▶ [Supplied text]:
'''
# tire pressures again??



## wilf (Oct 2, 2009)

i just found the tag behind the drivers seat for tire pressures on my mh  it says front 5300   8r 19.5 d 65 psi cold, the same for the rears althought the gvr states 10,000 for the rear 

when i weighed the rv it was  4700 front and 7780 rear the tire itself says max load 3300 and 110 psi there is 95 psi in them all right now  anyone know why the tag says 65 psi and the tire says 110 psi thats a big difference ? 
also the actual tire says its 8r 19.5 F  the tag says tires 8r 19.5 D whats the difference between F and D ?

 its pretty confusing its my first MH and i am going on my first long trip this weekend, (well a few hundred miles) and i am concerned about having the correct pressures anyone help??


----------



## Triple E (Oct 3, 2009)

RE: tire pressures again??

Are these the same tires that were on your MH when it was new?  Just to be safe, take you rig to your nearest tire dealer and have them explain what all of those letters mean and what the best tire pressure is.  My tire shop recommends 100 psig.  Have a safe trip.


----------



## wilf (Oct 3, 2009)

RE: tire pressures again??

the tire shop said 95 the next time they said they usually put in 10 psi less than the tire says which would be 100 psi but the door tag says 65 psi ? the motorhome is a 93 model the tires on the front are 3 yrs old and 5yrs on the rear ?


----------



## brodavid (Oct 3, 2009)

Re: tire pressures again??

need to get ready to change out your tires getting old. mostly the rear


----------



## Kirk (Oct 3, 2009)

Re: tire pressures again??

What make are the tires? The manufacturer of the tires should provide an inflation table that will give the proper inflation for the tires based upon the weight that is riding on them. The proper pressure is to use the one from the chart, plus 10%. If your tires are from either Goodyear or Michelin, both of them have inflation tables for their tires on their internet site and they can be down-loaded. You should never put different air pressures in two tires on the same axle, so you take the weight of the higher loaded tire and use it in both tires. If you only have weights by axle, I would assume that the weight is split at 40% one side and 60% on the other when selecting the proper inflation pressure, just for safety. Very few RVs are properly balanced from side to side.

As to what it says on the sticker, remember that the sticker was made up in 1993, when there were different tires for sale than there are today. The information should have been based upon max. loading of the tires that came on the RV.
'''
[Records excerpted from a collection]
'''
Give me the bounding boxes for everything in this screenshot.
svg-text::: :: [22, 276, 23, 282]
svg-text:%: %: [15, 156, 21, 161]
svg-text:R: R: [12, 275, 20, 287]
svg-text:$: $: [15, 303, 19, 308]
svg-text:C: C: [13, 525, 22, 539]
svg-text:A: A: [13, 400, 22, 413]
'''
▶ [Exercise tasks]:
1 > Please transcribe the portion of the tire pressure thread that begins at the words "# tire pressures" and ends after the words "pressures anyone help??".
2 > Pick up the tire pressure thread after its final sentence and carry it on.

▶ [Task responses]:
1 >
# tire pressures again??



## wilf (Oct 2, 2009)

i just found the tag behind the drivers seat for tire pressures on my mh  it says front 5300   8r 19.5 d 65 psi cold, the same for the rears althought the gvr states 10,000 for the rear 

when i weighed the rv it was  4700 front and 7780 rear the tire itself says max load 3300 and 110 psi there is 95 psi in them all right now  anyone know why the tag says 65 psi and the tire says 110 psi thats a big difference ? 
also the actual tire says its 8r 19.5 F  the tag says tires 8r 19.5 D whats the difference between F and D ?

 its pretty confusing its my first MH and i am going on my first long trip this weekend, (well a few hundred miles) and i am concerned about having the correct pressures anyone help??

2 >
The F and the D are load ranges that are set by a federal highway standard. A load range F tire is to ratings higher than one of D. That is no doubt part of the difference in inflation numbers. As you increase the carrying capacity of any tire the air pressure in it has to increase. Remember that if you have 2000# of weight on a specific tire, then that 2000# must be distributed over the number of square inches of tire that touch the road. In other words, if you had ten square inches of tire carrying that 2000# it would require at least 200# of air pressure to carry it. 

Since your RV tires are probably around 6" or so wide and probably close to 6" of length are on the ground, that means that you have 36 square inches of tire to carry the load. It would thus mean that the tire could lift 3600# of weight if inflated to 100#/sq. inch. The tire ratings usually are designed to be significantly above the minimum inflation to life the rated weight, but have to be at least that much. As you go up in load rating, the tires are of heavier construction and are designed to be inflated above the minimum for design reasons but different newly constructed tires hve different load ratings and each has it's own ideal inflation pressure. 

You must base it upon the make and model of tire that you have, as well as it's load range.


----------



## DL Rupper (Oct 3, 2009)

Re: tire pressures again??

To cut to the chase, use the psi that's on the tire sidewall until you get to a reputable tire dealer that can check the tires out.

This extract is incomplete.